▶ Task requirements: Omit every picture and return the rest of the data unaltered.

▶ Records for this task:
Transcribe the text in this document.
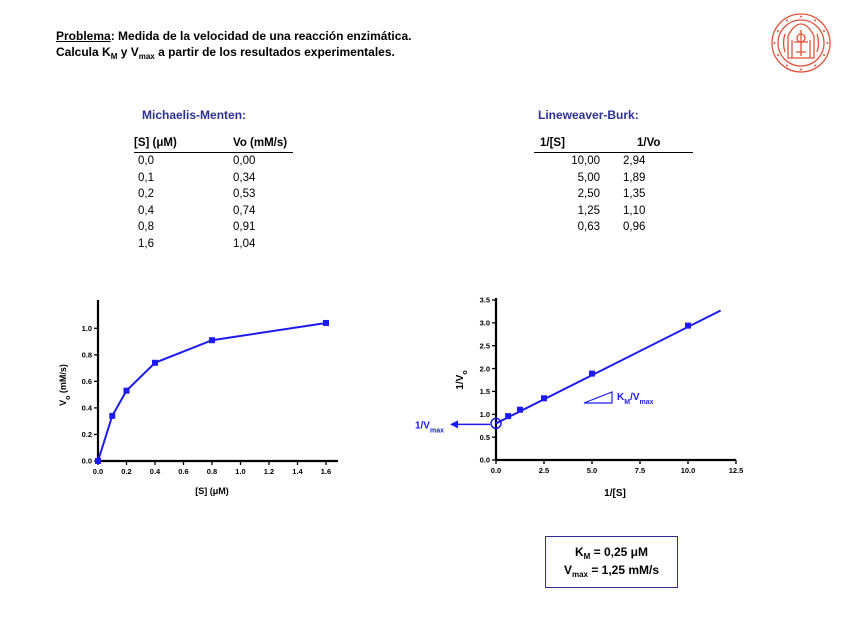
Problema: Medida de la velocidad de una reacción enzimática.
Calcula $K_M$ y $V_{max}$ a partir de los resultados experimentales.
Michaelis-Menten:
[S] (μM)	Vo (mM/s)
0,0	0,00
0,1	0,34
0,2	0,53
0,4	0,74
0,8	0,91
1,6	1,04
Lineweaver-Burk:
1/[S]	1/Vo
10,00	2,94
5,00	1,89
2,50	1,35
1,25	1,10
0,63	0,96
0.0 0.2 0.4 0.6 0.8 1.0 1.2 1.4 1.6
0.0
0.2
0.4
0.6
0.8
1.0
[S] (μM)
$V_o$ (mM/s)
0.0	2.5	5.0	7.5	10.0	12.5
0.0
0.5
1.0
1.5
2.0
2.5
3.0
3.5
$1/V_{max}$
$K_M/V_{max}$
1/[S]
$1/V_o$
$K_M = 0,25$ μM
$V_{max} = 1,25$ mM/s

▶ Problem solution:
Transcribe the text in this document.
Problema: Medida de la velocidad de una reacción enzimática.
Calcula $K_M$ y $V_{max}$ a partir de los resultados experimentales.
Michaelis-Menten:
[S] (μM)	Vo (mM/s)
0,0	0,00
0,1	0,34
0,2	0,53
0,4	0,74
0,8	0,91
1,6	1,04
Lineweaver-Burk:
1/[S]	1/Vo
10,00	2,94
5,00	1,89
2,50	1,35
1,25	1,10
0,63	0,96
0.0 0.2 0.4 0.6 0.8 1.0 1.2 1.4 1.6
0.0
0.2
0.4
0.6
0.8
1.0
[S] (μM)
$V_o$ (mM/s)
0.0	2.5	5.0	7.5	10.0	12.5
0.0
0.5
1.0
1.5
2.0
2.5
3.0
3.5
$1/V_{max}$
$K_M/V_{max}$
1/[S]
$1/V_o$
$K_M = 0,25$ μM
$V_{max} = 1,25$ mM/s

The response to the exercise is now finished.